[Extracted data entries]
========================================
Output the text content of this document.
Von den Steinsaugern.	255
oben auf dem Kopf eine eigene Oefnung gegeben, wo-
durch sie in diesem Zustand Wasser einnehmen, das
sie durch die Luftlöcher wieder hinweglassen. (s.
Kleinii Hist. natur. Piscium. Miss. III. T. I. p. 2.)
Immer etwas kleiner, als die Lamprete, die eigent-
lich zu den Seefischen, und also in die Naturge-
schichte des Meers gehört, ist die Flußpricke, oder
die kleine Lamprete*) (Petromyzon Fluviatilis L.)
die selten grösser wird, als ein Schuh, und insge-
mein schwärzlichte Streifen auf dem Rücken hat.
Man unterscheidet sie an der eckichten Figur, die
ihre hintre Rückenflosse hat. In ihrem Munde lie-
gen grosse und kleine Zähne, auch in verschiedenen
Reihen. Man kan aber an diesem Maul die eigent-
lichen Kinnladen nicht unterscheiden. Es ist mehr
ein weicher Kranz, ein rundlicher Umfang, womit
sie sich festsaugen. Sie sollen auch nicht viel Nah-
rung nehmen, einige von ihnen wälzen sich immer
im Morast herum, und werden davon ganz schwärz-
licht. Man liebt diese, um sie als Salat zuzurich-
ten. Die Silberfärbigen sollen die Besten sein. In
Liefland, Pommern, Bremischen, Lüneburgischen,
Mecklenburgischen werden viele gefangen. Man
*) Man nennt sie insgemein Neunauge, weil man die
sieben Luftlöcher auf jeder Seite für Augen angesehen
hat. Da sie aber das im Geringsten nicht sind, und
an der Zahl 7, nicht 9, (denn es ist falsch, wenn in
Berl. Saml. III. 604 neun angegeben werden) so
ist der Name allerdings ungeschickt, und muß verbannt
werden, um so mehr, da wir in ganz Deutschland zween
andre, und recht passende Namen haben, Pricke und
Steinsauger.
========================================
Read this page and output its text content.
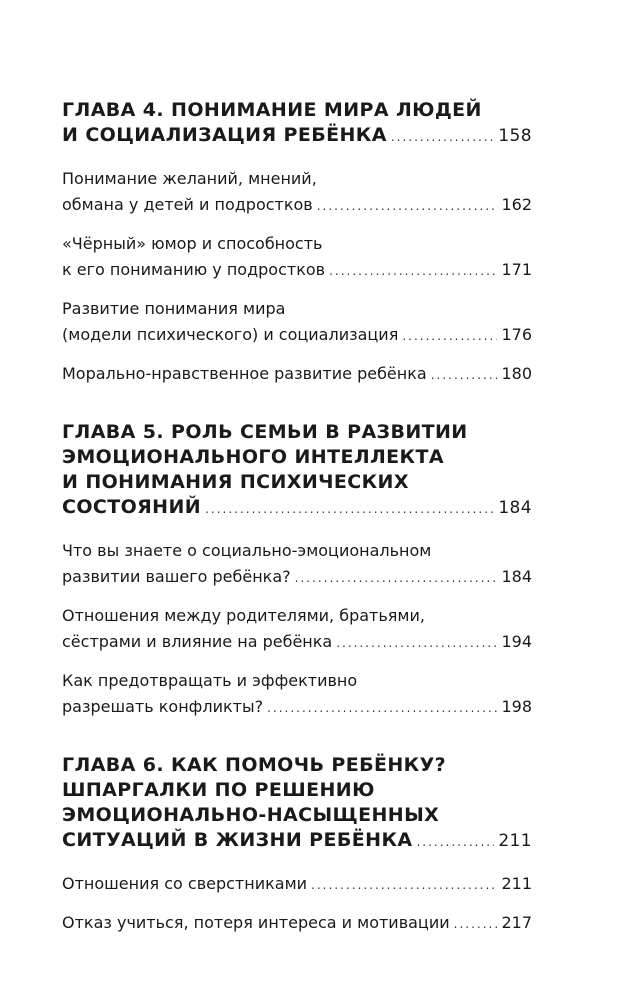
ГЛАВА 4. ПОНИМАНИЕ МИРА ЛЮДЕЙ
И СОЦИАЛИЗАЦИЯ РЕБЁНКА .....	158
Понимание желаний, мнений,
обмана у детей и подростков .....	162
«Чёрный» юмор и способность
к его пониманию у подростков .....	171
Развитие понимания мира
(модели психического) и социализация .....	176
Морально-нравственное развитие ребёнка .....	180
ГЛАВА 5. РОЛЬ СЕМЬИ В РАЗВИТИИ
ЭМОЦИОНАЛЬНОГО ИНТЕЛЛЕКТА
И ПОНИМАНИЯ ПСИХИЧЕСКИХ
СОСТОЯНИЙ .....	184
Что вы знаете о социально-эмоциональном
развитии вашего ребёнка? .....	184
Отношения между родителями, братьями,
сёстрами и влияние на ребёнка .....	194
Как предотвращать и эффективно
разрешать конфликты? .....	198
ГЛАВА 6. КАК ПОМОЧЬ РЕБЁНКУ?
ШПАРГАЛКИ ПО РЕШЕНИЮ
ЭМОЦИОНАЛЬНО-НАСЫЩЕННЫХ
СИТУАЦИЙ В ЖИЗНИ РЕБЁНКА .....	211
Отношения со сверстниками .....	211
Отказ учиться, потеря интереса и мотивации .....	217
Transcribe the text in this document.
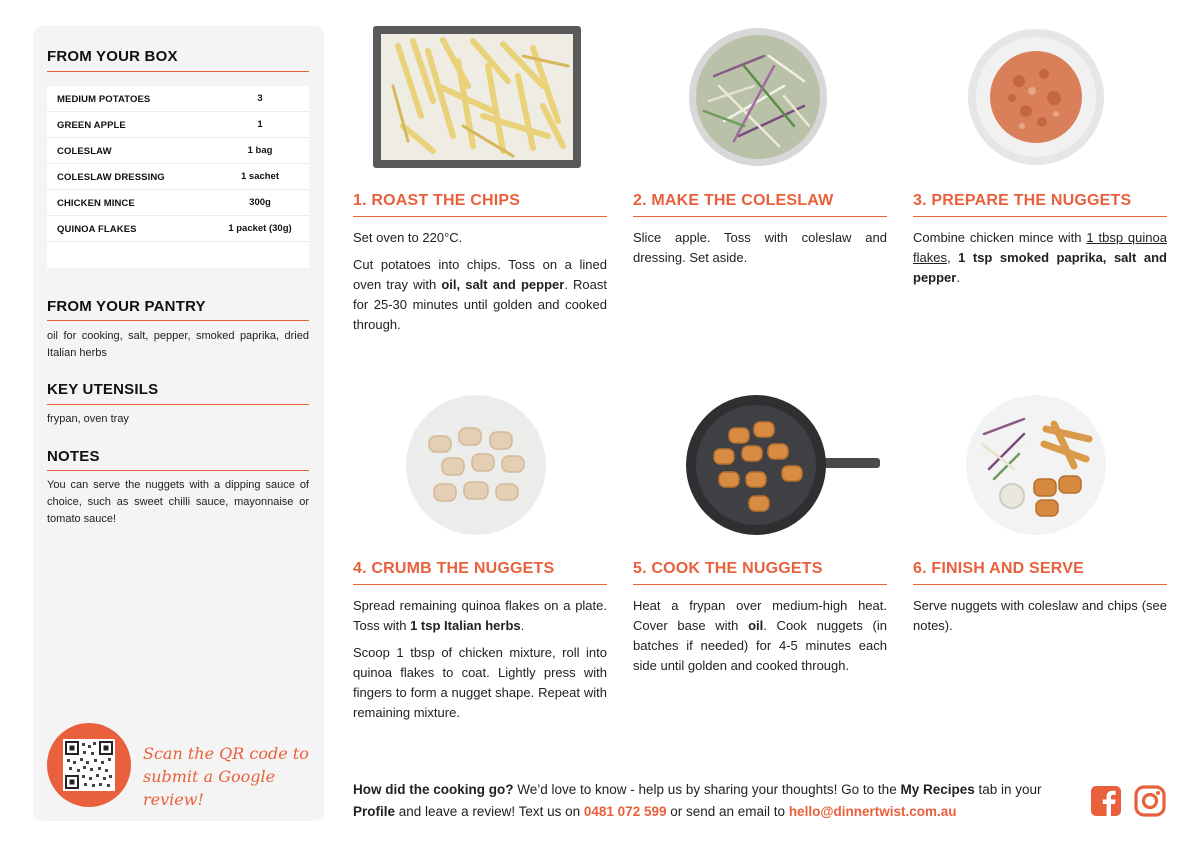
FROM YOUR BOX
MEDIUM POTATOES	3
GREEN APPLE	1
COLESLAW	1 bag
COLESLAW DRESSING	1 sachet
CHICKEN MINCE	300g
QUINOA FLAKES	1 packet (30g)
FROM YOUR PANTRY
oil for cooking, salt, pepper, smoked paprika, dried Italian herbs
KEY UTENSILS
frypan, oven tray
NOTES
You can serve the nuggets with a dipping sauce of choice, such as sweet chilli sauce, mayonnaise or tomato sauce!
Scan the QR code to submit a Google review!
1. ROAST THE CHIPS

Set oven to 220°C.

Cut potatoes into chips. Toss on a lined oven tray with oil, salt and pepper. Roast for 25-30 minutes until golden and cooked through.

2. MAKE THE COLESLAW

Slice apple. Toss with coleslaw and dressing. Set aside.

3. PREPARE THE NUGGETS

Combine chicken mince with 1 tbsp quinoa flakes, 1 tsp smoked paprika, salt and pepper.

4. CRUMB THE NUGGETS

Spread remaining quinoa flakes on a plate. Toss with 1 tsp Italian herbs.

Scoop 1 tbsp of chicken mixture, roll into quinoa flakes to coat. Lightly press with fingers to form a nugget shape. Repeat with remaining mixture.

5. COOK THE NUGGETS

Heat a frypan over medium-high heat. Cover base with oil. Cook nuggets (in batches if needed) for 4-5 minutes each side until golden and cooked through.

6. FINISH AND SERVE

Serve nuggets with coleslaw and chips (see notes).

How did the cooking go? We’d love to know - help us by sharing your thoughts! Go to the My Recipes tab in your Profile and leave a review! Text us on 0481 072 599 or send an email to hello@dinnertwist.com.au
========================================
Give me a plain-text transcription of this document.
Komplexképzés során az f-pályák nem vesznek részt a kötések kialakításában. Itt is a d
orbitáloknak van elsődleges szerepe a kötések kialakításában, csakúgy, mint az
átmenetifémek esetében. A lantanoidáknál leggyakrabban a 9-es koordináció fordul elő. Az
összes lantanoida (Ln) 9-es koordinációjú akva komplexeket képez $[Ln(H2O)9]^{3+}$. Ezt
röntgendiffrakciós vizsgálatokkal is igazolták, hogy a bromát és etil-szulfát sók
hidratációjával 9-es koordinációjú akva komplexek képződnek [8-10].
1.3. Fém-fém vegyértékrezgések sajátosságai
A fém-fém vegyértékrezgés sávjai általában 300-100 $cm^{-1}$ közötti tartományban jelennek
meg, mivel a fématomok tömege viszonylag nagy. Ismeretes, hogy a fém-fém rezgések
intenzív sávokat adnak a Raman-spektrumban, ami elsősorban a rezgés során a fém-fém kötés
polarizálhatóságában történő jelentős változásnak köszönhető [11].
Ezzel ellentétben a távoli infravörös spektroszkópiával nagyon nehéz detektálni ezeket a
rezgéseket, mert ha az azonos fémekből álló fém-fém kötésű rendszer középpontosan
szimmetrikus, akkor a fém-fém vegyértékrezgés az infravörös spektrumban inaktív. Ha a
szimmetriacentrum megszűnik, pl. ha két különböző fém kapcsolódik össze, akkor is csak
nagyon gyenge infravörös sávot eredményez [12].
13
========================================
Written instruction -
Scan the material line by line and report each one that contains "aber".

Solution below -
Reihen. Man kan aber an diesem Maul die eigent-
hat. Da sie aber das im Geringsten nicht sind, und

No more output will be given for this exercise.